“Innanzitutto c’è da complimentarsi con il cammino intrapreso dai responsabili della Cisl. Era tempo che si attendeva questa svolta e questo arrivo di un’aria nuova”.
Devono essere state musica per le orecchie della dirigenza Cisl le parole del vescovo di Faenza, mons. Mario Toso (da poco promosso in questo ruolo da Papa Francesco) che ha partecipato ad una delle tavole rotonde alla conferenza di Riccione.
Un sindacato così, ha detto il prelato leggendo spesso dai suoi appunti, ha “un ruolo rilevante da svolgere”. La stessa Furlan non avrebbe saputo dirlo meglio. E neanche i filosofi che scrivono i discorsi a Giovanna Ventura.
E però … se esiste il modo di dire “scherzi da prete” una ragione ci sarà. A pensarci meglio, non è che il monsignore ha preso (paternamente) per i fondelli qualcuno?
....................
(ISTRUZIONE 1):
Riporti senza alcuna modifica le righe dei record, dalla prima fino a quella che contiene "verifast-url-row: Verifast URL", entrambe comprese.
L'estratto e le righe dei record non hanno alcun legame tra loro.

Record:
....................
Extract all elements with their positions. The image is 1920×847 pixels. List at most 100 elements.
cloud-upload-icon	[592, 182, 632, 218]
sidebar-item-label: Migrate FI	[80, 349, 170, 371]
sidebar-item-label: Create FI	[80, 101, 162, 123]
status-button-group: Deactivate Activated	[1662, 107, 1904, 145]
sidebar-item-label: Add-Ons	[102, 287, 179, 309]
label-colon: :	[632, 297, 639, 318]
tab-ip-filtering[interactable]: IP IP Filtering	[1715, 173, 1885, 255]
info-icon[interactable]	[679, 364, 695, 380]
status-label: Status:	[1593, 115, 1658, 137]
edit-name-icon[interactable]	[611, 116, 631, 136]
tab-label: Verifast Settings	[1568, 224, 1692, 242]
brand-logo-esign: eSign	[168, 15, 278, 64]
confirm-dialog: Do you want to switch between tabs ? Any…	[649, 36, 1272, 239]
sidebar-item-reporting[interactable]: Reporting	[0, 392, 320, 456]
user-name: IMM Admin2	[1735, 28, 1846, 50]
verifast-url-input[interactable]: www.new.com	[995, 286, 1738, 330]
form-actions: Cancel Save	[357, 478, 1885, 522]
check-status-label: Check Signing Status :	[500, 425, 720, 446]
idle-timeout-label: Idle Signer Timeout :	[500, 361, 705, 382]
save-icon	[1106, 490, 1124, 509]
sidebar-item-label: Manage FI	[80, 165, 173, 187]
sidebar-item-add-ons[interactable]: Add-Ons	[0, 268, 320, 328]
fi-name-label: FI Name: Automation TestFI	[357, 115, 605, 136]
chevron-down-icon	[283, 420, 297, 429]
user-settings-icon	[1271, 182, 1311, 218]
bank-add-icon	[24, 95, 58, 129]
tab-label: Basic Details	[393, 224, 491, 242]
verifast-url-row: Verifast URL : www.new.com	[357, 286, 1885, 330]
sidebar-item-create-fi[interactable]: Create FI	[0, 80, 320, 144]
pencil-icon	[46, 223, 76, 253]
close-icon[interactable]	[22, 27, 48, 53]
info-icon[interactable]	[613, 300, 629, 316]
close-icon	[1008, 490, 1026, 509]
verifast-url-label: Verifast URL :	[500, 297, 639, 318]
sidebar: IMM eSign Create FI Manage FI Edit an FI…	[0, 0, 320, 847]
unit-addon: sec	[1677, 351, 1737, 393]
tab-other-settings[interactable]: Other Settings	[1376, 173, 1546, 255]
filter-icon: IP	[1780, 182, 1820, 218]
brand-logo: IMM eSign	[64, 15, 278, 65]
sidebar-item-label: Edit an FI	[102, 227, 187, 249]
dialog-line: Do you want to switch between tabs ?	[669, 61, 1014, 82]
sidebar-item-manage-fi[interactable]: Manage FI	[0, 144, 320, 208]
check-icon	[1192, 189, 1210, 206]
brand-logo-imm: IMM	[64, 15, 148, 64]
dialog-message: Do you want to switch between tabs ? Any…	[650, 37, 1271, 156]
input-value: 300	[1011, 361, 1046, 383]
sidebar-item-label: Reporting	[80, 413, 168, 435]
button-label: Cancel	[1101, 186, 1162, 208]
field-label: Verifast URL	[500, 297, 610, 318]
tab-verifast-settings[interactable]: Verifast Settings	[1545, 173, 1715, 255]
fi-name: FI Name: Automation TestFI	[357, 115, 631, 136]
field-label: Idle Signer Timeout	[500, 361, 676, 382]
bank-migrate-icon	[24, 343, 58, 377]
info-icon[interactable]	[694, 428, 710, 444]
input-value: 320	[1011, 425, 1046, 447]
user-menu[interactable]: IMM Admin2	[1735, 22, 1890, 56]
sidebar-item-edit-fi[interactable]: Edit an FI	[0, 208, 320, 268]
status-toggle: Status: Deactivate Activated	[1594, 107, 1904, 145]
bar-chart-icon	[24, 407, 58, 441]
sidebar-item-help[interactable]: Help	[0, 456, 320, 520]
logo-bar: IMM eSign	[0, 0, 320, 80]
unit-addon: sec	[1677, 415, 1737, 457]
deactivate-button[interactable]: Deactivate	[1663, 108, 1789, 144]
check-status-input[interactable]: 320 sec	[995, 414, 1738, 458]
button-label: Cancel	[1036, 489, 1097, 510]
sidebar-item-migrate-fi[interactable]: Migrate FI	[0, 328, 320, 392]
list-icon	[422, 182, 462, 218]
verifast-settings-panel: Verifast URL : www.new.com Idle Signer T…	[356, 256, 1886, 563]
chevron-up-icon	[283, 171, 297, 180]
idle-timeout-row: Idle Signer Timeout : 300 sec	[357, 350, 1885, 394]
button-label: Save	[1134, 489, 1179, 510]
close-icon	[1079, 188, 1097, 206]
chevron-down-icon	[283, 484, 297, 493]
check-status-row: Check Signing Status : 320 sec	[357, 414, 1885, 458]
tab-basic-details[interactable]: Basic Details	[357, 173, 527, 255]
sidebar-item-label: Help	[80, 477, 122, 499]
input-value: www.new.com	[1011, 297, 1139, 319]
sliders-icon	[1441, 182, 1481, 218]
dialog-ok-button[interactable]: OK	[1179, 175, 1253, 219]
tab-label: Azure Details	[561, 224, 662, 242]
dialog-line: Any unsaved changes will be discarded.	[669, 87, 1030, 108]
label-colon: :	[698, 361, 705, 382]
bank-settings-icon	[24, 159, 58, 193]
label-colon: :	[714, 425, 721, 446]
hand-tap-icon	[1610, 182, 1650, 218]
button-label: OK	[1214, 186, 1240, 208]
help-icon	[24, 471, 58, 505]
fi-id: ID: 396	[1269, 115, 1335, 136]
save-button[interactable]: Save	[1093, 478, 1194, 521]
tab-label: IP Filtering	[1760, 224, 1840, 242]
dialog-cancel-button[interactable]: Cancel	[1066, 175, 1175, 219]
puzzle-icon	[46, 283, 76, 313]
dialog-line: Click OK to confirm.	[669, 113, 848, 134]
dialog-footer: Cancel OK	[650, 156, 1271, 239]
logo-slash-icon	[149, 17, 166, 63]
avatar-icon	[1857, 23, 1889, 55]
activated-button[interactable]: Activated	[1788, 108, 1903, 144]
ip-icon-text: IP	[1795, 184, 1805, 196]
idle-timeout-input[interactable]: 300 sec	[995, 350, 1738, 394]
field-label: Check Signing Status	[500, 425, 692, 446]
....................
(ISTRUZIONE 2):
Secondo l'estratto, di quale città è vescovo mons. Mario Toso?

(RISULTATO ATTESO 1):
Extract all elements with their positions. The image is 1920×847 pixels. List at most 100 elements.
cloud-upload-icon	[592, 182, 632, 218]
sidebar-item-label: Migrate FI	[80, 349, 170, 371]
sidebar-item-label: Create FI	[80, 101, 162, 123]
status-button-group: Deactivate Activated	[1662, 107, 1904, 145]
sidebar-item-label: Add-Ons	[102, 287, 179, 309]
label-colon: :	[632, 297, 639, 318]
tab-ip-filtering[interactable]: IP IP Filtering	[1715, 173, 1885, 255]
info-icon[interactable]	[679, 364, 695, 380]
status-label: Status:	[1593, 115, 1658, 137]
edit-name-icon[interactable]	[611, 116, 631, 136]
tab-label: Verifast Settings	[1568, 224, 1692, 242]
brand-logo-esign: eSign	[168, 15, 278, 64]
confirm-dialog: Do you want to switch between tabs ? Any…	[649, 36, 1272, 239]
sidebar-item-reporting[interactable]: Reporting	[0, 392, 320, 456]
user-name: IMM Admin2	[1735, 28, 1846, 50]
verifast-url-input[interactable]: www.new.com	[995, 286, 1738, 330]
form-actions: Cancel Save	[357, 478, 1885, 522]
check-status-label: Check Signing Status :	[500, 425, 720, 446]
idle-timeout-label: Idle Signer Timeout :	[500, 361, 705, 382]
save-icon	[1106, 490, 1124, 509]
sidebar-item-label: Manage FI	[80, 165, 173, 187]
sidebar-item-add-ons[interactable]: Add-Ons	[0, 268, 320, 328]
fi-name-label: FI Name: Automation TestFI	[357, 115, 605, 136]
chevron-down-icon	[283, 420, 297, 429]
user-settings-icon	[1271, 182, 1311, 218]
bank-add-icon	[24, 95, 58, 129]
tab-label: Basic Details	[393, 224, 491, 242]
verifast-url-row: Verifast URL : www.new.com	[357, 286, 1885, 330]

(RISULTATO ATTESO 2):
Di Faenza.